• _Records to process_:
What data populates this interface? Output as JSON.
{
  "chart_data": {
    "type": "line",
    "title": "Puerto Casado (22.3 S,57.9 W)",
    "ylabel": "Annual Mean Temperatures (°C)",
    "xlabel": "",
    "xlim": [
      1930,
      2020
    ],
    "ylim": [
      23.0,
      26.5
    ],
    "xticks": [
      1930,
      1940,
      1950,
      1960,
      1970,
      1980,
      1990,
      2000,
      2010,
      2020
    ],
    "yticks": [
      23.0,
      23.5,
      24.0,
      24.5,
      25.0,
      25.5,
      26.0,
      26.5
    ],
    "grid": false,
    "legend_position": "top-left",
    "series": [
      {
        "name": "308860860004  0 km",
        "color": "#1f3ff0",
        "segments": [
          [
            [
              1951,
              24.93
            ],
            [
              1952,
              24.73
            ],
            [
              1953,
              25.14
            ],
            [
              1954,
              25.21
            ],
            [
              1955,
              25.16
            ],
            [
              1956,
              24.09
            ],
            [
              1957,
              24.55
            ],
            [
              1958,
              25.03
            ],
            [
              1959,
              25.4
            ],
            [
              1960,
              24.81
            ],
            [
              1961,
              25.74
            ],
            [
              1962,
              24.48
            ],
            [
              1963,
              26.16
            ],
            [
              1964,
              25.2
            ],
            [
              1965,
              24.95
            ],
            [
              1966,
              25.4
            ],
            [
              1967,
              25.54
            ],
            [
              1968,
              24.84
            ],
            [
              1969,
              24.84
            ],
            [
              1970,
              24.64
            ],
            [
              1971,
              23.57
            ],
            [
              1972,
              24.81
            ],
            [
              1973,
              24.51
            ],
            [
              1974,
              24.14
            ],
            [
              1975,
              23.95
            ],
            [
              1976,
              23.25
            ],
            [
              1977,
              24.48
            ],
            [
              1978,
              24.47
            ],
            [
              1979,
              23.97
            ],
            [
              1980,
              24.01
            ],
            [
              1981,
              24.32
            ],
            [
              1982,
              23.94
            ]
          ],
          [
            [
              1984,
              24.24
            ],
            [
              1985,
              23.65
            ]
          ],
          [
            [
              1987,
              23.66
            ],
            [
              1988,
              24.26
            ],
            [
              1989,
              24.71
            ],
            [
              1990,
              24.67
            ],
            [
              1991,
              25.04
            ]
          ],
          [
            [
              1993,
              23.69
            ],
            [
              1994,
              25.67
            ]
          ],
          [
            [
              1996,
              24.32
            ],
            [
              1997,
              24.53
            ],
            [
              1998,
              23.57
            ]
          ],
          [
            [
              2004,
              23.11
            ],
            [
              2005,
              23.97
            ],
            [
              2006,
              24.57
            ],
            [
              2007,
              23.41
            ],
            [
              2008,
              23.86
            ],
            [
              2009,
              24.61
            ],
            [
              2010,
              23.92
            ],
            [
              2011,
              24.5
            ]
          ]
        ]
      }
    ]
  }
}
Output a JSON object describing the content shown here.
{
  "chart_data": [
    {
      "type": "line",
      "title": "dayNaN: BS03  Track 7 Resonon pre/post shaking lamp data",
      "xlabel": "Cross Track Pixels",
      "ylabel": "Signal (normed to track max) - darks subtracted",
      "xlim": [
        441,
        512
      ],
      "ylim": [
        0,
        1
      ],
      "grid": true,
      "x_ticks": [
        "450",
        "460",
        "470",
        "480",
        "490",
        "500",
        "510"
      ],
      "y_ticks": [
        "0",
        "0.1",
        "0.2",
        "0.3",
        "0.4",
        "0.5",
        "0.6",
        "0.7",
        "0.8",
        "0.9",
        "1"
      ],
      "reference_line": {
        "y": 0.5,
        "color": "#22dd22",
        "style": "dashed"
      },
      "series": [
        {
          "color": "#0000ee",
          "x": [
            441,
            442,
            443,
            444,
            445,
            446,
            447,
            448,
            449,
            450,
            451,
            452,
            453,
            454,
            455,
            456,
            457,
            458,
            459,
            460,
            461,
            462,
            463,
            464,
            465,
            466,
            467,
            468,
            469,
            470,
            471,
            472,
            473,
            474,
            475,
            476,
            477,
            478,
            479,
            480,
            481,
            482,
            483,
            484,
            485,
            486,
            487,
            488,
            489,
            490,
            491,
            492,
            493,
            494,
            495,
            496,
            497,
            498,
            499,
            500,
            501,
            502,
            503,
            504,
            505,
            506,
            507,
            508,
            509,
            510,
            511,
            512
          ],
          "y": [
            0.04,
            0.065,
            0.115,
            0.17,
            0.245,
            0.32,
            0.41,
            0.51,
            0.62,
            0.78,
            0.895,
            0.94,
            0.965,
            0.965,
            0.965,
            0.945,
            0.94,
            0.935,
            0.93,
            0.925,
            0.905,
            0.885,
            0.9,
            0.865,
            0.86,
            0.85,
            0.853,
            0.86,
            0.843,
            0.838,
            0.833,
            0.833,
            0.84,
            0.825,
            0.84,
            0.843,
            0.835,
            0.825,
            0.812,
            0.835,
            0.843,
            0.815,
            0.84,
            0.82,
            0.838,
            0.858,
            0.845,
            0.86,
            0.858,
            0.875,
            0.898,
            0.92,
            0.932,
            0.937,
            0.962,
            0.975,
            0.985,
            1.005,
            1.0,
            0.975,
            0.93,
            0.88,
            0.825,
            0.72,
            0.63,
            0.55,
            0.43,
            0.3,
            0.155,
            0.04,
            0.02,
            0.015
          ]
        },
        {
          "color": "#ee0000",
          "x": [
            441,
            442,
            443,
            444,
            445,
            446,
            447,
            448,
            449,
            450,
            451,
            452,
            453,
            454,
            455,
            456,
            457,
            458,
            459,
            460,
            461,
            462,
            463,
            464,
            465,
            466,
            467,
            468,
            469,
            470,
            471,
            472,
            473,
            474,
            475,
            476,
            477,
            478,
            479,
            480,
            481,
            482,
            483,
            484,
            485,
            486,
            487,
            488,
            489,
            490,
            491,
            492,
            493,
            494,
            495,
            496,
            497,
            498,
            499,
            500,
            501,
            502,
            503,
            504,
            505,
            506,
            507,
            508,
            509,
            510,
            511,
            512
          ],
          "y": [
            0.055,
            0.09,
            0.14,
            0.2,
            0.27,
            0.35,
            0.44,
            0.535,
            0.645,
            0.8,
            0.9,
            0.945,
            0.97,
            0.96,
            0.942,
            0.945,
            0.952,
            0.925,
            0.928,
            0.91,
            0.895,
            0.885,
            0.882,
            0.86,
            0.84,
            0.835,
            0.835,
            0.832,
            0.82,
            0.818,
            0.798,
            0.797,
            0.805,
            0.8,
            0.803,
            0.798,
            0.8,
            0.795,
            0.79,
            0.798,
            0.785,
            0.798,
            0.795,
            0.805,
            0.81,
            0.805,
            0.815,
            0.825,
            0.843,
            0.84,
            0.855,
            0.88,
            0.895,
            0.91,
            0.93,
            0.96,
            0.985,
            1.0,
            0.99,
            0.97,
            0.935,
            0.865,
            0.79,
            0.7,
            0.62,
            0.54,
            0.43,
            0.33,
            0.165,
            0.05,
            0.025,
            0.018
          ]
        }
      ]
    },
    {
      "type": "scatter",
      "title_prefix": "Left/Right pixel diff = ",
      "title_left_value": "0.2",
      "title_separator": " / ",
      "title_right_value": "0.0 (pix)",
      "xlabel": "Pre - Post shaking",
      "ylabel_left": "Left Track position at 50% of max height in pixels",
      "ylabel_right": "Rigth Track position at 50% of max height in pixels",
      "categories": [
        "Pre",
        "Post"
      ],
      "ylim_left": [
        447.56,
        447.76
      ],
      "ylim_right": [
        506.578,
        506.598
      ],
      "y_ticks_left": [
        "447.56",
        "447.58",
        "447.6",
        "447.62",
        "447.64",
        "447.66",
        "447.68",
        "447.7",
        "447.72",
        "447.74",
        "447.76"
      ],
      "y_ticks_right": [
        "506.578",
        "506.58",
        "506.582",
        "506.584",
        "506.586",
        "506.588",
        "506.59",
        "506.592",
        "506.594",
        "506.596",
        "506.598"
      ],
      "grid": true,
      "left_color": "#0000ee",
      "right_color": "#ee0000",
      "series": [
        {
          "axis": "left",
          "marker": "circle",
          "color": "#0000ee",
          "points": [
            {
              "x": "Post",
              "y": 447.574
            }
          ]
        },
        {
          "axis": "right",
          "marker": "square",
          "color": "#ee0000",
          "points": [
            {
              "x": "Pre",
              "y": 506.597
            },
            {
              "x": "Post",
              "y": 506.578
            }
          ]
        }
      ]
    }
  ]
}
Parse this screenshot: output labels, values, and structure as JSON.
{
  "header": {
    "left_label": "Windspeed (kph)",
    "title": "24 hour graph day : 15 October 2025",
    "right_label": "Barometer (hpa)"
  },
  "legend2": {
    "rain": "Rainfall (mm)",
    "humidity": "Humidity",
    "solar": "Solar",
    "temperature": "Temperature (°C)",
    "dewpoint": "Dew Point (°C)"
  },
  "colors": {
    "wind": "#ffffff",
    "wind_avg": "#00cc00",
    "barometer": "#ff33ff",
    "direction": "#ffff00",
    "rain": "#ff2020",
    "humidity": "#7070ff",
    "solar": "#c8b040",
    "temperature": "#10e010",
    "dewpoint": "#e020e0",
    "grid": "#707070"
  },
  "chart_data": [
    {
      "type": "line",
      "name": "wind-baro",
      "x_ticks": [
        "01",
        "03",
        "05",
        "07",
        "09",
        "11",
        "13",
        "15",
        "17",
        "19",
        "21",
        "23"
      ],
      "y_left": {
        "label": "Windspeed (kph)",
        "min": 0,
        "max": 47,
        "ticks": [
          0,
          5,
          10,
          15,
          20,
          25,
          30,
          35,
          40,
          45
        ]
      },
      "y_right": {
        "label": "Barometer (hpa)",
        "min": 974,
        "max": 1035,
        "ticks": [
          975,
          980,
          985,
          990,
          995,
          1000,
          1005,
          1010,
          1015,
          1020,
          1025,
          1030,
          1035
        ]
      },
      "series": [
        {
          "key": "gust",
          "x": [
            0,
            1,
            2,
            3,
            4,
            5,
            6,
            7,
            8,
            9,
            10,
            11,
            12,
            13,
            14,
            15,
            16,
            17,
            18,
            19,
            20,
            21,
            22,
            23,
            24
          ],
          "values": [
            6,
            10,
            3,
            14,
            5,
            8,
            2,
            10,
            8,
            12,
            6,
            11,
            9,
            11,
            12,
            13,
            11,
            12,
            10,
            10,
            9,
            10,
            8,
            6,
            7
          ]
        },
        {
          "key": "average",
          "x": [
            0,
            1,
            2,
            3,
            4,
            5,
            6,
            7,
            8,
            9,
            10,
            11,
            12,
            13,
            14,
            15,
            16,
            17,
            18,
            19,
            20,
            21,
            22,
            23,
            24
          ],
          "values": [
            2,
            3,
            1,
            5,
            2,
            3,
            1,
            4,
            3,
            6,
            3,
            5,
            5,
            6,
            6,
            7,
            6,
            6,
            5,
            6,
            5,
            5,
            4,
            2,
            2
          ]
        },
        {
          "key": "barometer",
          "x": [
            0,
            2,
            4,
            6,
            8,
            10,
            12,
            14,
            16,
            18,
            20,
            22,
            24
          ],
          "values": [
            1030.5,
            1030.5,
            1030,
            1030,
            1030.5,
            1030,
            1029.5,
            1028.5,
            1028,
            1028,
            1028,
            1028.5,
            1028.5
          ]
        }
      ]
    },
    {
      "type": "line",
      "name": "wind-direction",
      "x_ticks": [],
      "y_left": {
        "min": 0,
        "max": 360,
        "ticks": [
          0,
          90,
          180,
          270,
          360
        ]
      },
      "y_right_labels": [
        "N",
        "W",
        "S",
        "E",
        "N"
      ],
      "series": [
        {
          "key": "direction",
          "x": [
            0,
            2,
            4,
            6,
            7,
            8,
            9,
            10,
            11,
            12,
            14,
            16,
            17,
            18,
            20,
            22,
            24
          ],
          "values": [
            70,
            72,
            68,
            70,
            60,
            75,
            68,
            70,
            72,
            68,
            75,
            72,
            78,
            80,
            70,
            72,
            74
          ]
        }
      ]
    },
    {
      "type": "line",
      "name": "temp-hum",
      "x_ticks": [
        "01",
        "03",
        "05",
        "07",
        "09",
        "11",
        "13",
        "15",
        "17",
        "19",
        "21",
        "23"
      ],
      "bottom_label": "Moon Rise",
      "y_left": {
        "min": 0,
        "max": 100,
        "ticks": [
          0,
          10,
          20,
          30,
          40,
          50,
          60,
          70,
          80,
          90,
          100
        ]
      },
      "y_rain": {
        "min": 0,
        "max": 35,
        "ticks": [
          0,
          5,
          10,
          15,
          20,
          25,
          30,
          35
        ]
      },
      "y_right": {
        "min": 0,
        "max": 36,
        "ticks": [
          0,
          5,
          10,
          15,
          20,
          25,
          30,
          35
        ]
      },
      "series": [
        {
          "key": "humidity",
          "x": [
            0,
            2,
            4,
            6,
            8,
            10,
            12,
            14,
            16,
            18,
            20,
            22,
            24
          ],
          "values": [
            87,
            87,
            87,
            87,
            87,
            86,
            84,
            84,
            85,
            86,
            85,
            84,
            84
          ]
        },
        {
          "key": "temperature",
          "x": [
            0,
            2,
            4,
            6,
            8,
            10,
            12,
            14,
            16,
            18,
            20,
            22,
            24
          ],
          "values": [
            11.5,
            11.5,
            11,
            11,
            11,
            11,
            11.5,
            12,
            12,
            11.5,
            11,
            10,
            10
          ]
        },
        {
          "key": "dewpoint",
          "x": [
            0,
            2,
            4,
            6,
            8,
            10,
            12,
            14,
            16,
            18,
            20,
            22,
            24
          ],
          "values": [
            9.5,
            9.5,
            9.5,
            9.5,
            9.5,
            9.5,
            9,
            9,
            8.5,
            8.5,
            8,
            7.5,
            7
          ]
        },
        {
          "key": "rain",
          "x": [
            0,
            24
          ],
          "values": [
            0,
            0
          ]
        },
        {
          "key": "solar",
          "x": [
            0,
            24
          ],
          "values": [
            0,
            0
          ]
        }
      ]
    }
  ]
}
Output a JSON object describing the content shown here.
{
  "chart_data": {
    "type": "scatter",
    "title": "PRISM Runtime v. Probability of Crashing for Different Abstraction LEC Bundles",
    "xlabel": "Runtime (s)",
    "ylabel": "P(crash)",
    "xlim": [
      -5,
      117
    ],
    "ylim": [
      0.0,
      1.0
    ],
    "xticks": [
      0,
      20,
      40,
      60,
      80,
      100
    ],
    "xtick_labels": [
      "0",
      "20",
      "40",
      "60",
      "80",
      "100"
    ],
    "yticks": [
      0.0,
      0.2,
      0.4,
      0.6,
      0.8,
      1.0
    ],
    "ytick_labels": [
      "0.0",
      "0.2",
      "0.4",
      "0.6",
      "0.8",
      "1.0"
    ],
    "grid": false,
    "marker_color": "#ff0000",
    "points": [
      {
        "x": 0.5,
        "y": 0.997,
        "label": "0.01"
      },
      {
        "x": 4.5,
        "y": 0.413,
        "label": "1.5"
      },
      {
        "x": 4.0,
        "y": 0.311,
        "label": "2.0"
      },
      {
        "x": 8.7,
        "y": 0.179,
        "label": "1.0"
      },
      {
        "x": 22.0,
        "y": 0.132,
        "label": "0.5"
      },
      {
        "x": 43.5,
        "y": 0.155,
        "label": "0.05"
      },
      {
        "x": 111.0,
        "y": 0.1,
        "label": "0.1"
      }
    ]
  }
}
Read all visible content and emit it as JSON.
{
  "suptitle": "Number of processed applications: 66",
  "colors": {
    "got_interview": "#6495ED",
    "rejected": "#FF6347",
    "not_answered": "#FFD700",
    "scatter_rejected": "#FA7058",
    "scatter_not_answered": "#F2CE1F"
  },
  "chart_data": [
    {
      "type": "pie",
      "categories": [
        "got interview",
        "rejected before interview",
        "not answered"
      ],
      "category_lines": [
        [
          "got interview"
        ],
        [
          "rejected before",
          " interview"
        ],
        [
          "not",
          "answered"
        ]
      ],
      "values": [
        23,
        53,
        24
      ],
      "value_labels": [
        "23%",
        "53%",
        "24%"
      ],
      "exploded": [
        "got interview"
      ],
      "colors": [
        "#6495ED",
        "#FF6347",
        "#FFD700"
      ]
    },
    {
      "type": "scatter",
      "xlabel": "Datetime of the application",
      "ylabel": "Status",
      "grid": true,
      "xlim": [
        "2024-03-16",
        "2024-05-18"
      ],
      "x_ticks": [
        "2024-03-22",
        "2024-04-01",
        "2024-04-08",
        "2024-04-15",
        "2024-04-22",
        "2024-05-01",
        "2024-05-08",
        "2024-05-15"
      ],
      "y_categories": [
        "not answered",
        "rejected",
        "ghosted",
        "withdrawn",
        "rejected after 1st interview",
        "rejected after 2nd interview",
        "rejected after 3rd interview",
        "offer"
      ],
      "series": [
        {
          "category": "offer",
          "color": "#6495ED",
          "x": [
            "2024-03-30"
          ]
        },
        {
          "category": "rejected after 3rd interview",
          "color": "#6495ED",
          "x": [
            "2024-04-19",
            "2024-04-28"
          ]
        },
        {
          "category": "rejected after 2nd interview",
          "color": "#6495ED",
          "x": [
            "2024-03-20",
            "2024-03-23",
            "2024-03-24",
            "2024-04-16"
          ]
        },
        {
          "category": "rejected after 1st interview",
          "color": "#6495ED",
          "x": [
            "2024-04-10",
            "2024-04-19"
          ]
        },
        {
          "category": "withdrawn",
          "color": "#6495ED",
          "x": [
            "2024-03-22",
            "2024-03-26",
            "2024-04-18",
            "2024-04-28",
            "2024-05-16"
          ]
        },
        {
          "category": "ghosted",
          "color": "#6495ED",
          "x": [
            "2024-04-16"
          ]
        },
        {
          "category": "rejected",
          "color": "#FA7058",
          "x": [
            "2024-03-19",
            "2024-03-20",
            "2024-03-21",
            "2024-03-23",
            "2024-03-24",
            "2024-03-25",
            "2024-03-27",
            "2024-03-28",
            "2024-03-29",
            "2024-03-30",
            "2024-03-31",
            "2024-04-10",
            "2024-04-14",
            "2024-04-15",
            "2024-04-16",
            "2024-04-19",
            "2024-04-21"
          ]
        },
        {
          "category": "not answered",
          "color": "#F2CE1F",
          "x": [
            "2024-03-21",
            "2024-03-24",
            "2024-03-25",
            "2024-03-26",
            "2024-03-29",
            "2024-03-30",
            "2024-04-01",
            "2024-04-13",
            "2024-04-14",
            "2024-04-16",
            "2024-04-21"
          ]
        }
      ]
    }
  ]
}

• _Written exercise_: In the records above, tally the lines where the word "Windspeed" appears, and give the number and nothing else.

• _Result_: 2